Data entries:
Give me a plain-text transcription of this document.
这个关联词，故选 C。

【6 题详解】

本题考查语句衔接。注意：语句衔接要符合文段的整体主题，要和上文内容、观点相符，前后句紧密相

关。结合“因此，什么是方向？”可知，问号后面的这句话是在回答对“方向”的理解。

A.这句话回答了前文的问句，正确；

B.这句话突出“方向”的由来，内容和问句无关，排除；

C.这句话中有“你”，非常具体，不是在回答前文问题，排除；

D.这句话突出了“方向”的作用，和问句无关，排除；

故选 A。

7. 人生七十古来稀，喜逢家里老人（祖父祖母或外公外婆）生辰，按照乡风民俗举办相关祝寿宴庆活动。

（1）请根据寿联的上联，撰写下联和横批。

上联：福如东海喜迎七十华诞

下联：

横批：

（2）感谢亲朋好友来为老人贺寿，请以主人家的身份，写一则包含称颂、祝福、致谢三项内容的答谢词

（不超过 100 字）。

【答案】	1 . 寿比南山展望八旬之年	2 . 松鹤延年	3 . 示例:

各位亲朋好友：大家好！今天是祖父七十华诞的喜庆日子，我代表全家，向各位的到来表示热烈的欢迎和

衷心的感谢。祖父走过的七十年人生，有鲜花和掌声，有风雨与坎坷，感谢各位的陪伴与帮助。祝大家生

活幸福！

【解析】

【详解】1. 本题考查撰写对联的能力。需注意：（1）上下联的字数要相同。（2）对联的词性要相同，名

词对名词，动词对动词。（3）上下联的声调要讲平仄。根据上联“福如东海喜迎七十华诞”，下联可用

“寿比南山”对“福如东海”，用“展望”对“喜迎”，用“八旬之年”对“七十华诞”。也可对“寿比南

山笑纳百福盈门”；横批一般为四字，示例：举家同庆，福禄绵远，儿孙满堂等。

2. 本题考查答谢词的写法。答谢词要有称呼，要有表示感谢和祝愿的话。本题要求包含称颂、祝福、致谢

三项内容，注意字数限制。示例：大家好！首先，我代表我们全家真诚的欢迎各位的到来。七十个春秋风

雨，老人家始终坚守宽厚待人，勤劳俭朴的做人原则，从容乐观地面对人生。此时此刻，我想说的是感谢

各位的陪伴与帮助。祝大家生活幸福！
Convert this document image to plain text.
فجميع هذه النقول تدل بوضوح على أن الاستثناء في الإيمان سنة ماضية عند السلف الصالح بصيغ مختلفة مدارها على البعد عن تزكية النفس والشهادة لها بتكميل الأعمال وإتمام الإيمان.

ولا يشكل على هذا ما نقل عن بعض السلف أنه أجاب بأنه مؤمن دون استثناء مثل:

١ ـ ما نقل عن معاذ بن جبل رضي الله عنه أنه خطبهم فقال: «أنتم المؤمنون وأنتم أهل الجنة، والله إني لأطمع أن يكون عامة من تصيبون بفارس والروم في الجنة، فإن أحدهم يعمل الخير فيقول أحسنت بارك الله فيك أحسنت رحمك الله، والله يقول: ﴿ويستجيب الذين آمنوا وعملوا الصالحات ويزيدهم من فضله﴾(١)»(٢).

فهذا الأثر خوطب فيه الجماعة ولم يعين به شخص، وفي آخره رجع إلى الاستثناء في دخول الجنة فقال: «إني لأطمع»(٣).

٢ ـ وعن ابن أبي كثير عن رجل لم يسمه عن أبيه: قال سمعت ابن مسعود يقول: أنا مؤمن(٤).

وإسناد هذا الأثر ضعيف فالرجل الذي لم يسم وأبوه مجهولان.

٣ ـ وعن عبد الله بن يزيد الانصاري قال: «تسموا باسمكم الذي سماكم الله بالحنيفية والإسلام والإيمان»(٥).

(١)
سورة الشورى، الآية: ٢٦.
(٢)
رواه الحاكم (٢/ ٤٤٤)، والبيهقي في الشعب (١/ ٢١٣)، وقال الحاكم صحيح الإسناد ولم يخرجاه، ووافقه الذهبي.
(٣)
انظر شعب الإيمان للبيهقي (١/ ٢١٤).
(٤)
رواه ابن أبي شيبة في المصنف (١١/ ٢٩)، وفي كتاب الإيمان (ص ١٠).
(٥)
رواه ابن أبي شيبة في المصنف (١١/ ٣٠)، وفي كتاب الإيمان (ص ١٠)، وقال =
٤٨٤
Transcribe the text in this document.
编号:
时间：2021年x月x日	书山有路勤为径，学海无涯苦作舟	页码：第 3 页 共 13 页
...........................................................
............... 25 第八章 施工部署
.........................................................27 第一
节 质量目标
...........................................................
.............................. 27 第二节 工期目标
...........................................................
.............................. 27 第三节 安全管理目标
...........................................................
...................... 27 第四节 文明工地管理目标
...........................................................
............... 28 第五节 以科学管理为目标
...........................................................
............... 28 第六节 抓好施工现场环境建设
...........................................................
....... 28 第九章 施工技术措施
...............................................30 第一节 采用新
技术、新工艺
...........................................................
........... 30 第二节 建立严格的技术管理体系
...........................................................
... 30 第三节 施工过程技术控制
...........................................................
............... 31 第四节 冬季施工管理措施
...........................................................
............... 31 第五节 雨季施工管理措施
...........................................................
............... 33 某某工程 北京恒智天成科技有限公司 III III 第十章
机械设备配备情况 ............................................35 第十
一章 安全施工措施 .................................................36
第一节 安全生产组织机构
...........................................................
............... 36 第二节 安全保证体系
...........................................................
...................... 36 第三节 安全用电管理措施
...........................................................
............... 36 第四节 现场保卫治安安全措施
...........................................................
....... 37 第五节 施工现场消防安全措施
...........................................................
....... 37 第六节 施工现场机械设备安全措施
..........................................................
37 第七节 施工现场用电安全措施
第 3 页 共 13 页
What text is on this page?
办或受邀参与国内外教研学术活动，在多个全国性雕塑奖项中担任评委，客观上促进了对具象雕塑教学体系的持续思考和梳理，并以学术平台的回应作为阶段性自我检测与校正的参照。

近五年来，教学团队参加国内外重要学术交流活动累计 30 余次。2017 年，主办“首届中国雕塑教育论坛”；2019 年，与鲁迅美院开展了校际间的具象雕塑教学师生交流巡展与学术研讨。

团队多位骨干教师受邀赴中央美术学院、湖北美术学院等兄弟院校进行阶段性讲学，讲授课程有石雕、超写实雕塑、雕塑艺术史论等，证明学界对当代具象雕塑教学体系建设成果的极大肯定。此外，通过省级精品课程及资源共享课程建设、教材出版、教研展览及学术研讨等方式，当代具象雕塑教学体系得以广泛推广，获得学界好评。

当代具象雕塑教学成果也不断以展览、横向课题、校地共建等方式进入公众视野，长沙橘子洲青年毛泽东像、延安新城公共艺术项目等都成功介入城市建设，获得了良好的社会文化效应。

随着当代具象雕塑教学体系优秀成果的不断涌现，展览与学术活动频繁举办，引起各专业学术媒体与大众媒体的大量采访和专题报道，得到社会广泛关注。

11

Written instruction:
Please quote nothing but the lines from the line with "What text is on this page?" through the end of the data above, exactly as written, ends included.

Answer to this task:
What text is on this page?
办或受邀参与国内外教研学术活动，在多个全国性雕塑奖项中担任评委，客观上促进了对具象雕塑教学体系的持续思考和梳理，并以学术平台的回应作为阶段性自我检测与校正的参照。

近五年来，教学团队参加国内外重要学术交流活动累计 30 余次。2017 年，主办“首届中国雕塑教育论坛”；2019 年，与鲁迅美院开展了校际间的具象雕塑教学师生交流巡展与学术研讨。

团队多位骨干教师受邀赴中央美术学院、湖北美术学院等兄弟院校进行阶段性讲学，讲授课程有石雕、超写实雕塑、雕塑艺术史论等，证明学界对当代具象雕塑教学体系建设成果的极大肯定。此外，通过省级精品课程及资源共享课程建设、教材出版、教研展览及学术研讨等方式，当代具象雕塑教学体系得以广泛推广，获得学界好评。

当代具象雕塑教学成果也不断以展览、横向课题、校地共建等方式进入公众视野，长沙橘子洲青年毛泽东像、延安新城公共艺术项目等都成功介入城市建设，获得了良好的社会文化效应。

随着当代具象雕塑教学体系优秀成果的不断涌现，展览与学术活动频繁举办，引起各专业学术媒体与大众媒体的大量采访和专题报道，得到社会广泛关注。

11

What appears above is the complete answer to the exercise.